> _What is required_
Repeat, exactly and in full, the lines of the listing below, but without any pictures.

> _Provided records_

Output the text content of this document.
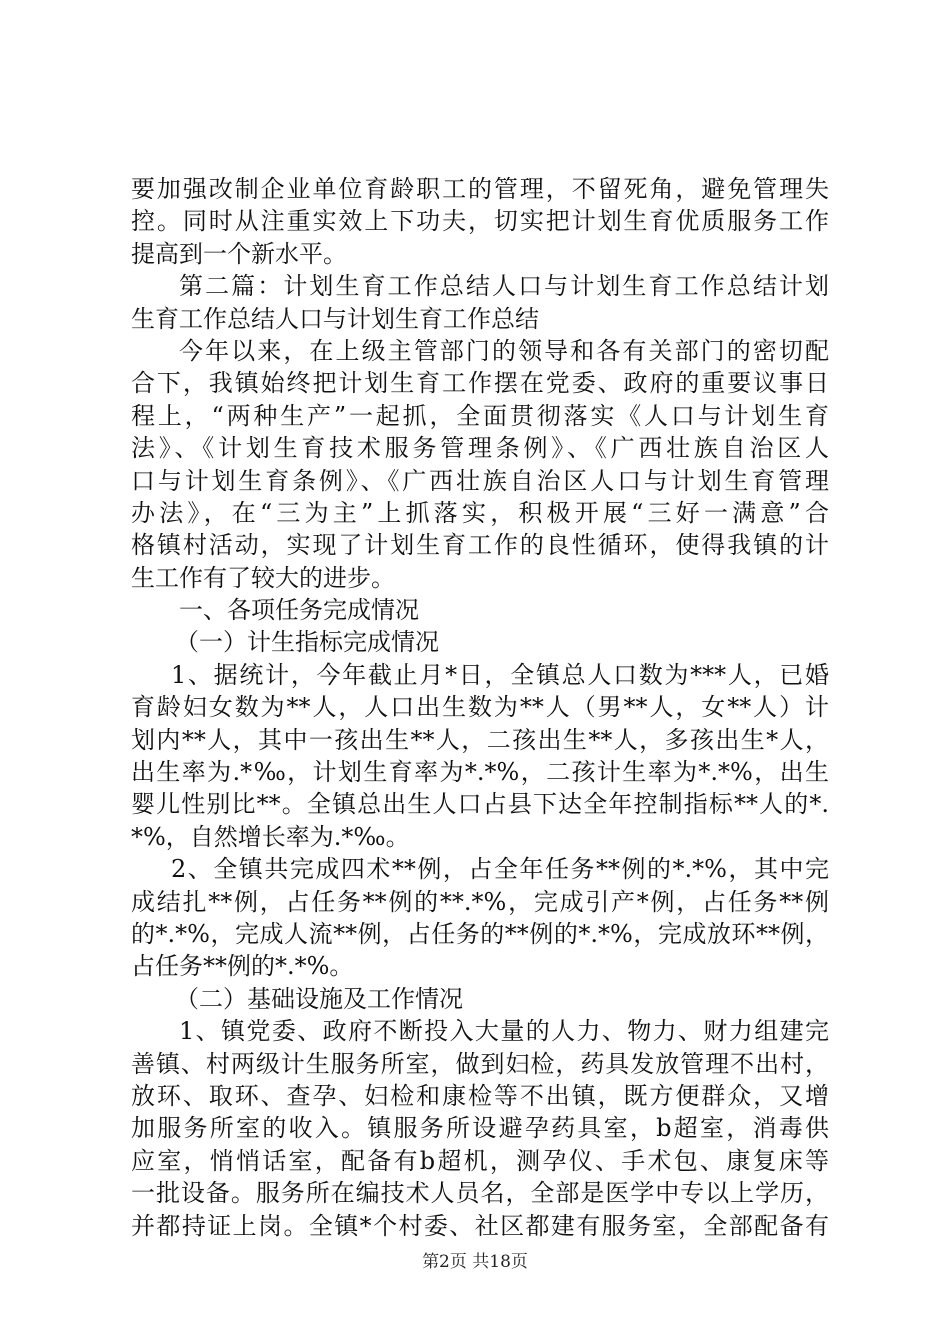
要加强改制企业单位育龄职工的管理，不留死角，避免管理失
控。同时从注重实效上下功夫，切实把计划生育优质服务工作
提高到一个新水平。
第二篇：计划生育工作总结人口与计划生育工作总结计划
生育工作总结人口与计划生育工作总结
今年以来，在上级主管部门的领导和各有关部门的密切配
合下，我镇始终把计划生育工作摆在党委、政府的重要议事日
程上，“两种生产”一起抓，全面贯彻落实《人口与计划生育
法》、《计划生育技术服务管理条例》、《广西壮族自治区人
口与计划生育条例》、《广西壮族自治区人口与计划生育管理
办法》，在“三为主”上抓落实，积极开展“三好一满意”合
格镇村活动，实现了计划生育工作的良性循环，使得我镇的计
生工作有了较大的进步。
一、各项任务完成情况
（一）计生指标完成情况
1、据统计，今年截止月*日，全镇总人口数为***人，已婚
育龄妇女数为**人，人口出生数为**人（男**人，女**人）计
划内**人，其中一孩出生**人，二孩出生**人，多孩出生*人，
出生率为.*‰，计划生育率为*.*%，二孩计生率为*.*%，出生
婴儿性别比**。全镇总出生人口占县下达全年控制指标**人的*.
*%，自然增长率为.*‰。
2、全镇共完成四术**例，占全年任务**例的*.*%，其中完
成结扎**例，占任务**例的**.*%，完成引产*例，占任务**例
的*.*%，完成人流**例，占任务的**例的*.*%，完成放环**例，
占任务**例的*.*%。
（二）基础设施及工作情况
1、镇党委、政府不断投入大量的人力、物力、财力组建完
善镇、村两级计生服务所室，做到妇检，药具发放管理不出村，
放环、取环、查孕、妇检和康检等不出镇，既方便群众，又增
加服务所室的收入。镇服务所设避孕药具室，b超室，消毒供
应室，悄悄话室，配备有b超机，测孕仪、手术包、康复床等
一批设备。服务所在编技术人员名，全部是医学中专以上学历，
并都持证上岗。全镇*个村委、社区都建有服务室，全部配备有
第2页 共18页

> _Written answer_
Output the text content of this document.
要加强改制企业单位育龄职工的管理，不留死角，避免管理失
控。同时从注重实效上下功夫，切实把计划生育优质服务工作
提高到一个新水平。
第二篇：计划生育工作总结人口与计划生育工作总结计划
生育工作总结人口与计划生育工作总结
今年以来，在上级主管部门的领导和各有关部门的密切配
合下，我镇始终把计划生育工作摆在党委、政府的重要议事日
程上，“两种生产”一起抓，全面贯彻落实《人口与计划生育
法》、《计划生育技术服务管理条例》、《广西壮族自治区人
口与计划生育条例》、《广西壮族自治区人口与计划生育管理
办法》，在“三为主”上抓落实，积极开展“三好一满意”合
格镇村活动，实现了计划生育工作的良性循环，使得我镇的计
生工作有了较大的进步。
一、各项任务完成情况
（一）计生指标完成情况
1、据统计，今年截止月*日，全镇总人口数为***人，已婚
育龄妇女数为**人，人口出生数为**人（男**人，女**人）计
划内**人，其中一孩出生**人，二孩出生**人，多孩出生*人，
出生率为.*‰，计划生育率为*.*%，二孩计生率为*.*%，出生
婴儿性别比**。全镇总出生人口占县下达全年控制指标**人的*.
*%，自然增长率为.*‰。
2、全镇共完成四术**例，占全年任务**例的*.*%，其中完
成结扎**例，占任务**例的**.*%，完成引产*例，占任务**例
的*.*%，完成人流**例，占任务的**例的*.*%，完成放环**例，
占任务**例的*.*%。
（二）基础设施及工作情况
1、镇党委、政府不断投入大量的人力、物力、财力组建完
善镇、村两级计生服务所室，做到妇检，药具发放管理不出村，
放环、取环、查孕、妇检和康检等不出镇，既方便群众，又增
加服务所室的收入。镇服务所设避孕药具室，b超室，消毒供
应室，悄悄话室，配备有b超机，测孕仪、手术包、康复床等
一批设备。服务所在编技术人员名，全部是医学中专以上学历，
并都持证上岗。全镇*个村委、社区都建有服务室，全部配备有
第2页 共18页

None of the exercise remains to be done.